**GOAL**
From the listing below, pick out each line with the word "relation".

============

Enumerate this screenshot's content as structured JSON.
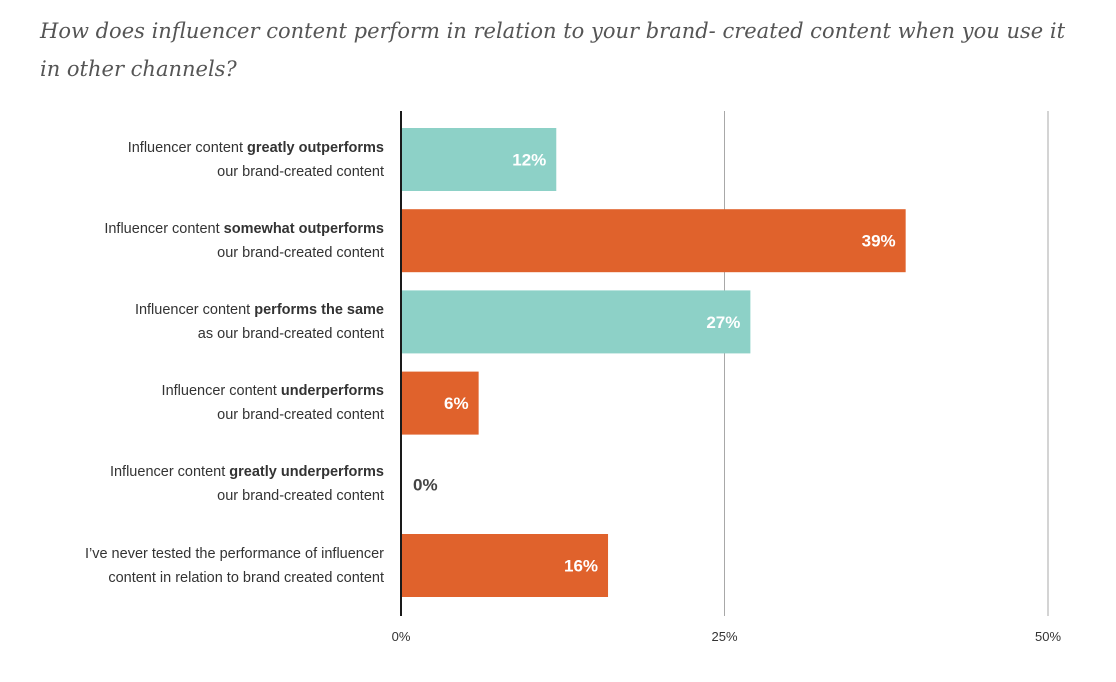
{
  "chart_data": {
    "type": "bar",
    "orientation": "horizontal",
    "title": "How does influencer content perform in relation to your brand- created content when you use it in other channels?",
    "categories": [
      [
        "Influencer content ",
        "greatly outperforms",
        "",
        "our brand-created content"
      ],
      [
        "Influencer content ",
        "somewhat outperforms",
        "",
        "our brand-created content"
      ],
      [
        "Influencer content ",
        "performs the same",
        "",
        "as our brand-created content"
      ],
      [
        "Influencer content ",
        "underperforms",
        "",
        "our brand-created content"
      ],
      [
        "Influencer content ",
        "greatly underperforms",
        "",
        "our brand-created content"
      ],
      [
        "I’ve never tested the performance of influencer",
        "",
        "",
        "content in relation to brand created content"
      ]
    ],
    "values": [
      12,
      39,
      27,
      6,
      0,
      16
    ],
    "value_labels": [
      "12%",
      "39%",
      "27%",
      "6%",
      "0%",
      "16%"
    ],
    "bar_colors": [
      "#8dd1c7",
      "#e0622c",
      "#8dd1c7",
      "#e0622c",
      "#e0622c",
      "#e0622c"
    ],
    "xlim": [
      0,
      50
    ],
    "xticks": [
      0,
      25,
      50
    ],
    "xtick_labels": [
      "0%",
      "25%",
      "50%"
    ],
    "grid": true,
    "xlabel": "",
    "ylabel": ""
  }
}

============

**FINAL RESULT**
    "title": "How does influencer content perform in relation to your brand- created content when you use it in other channels?",
        "content in relation to brand created content"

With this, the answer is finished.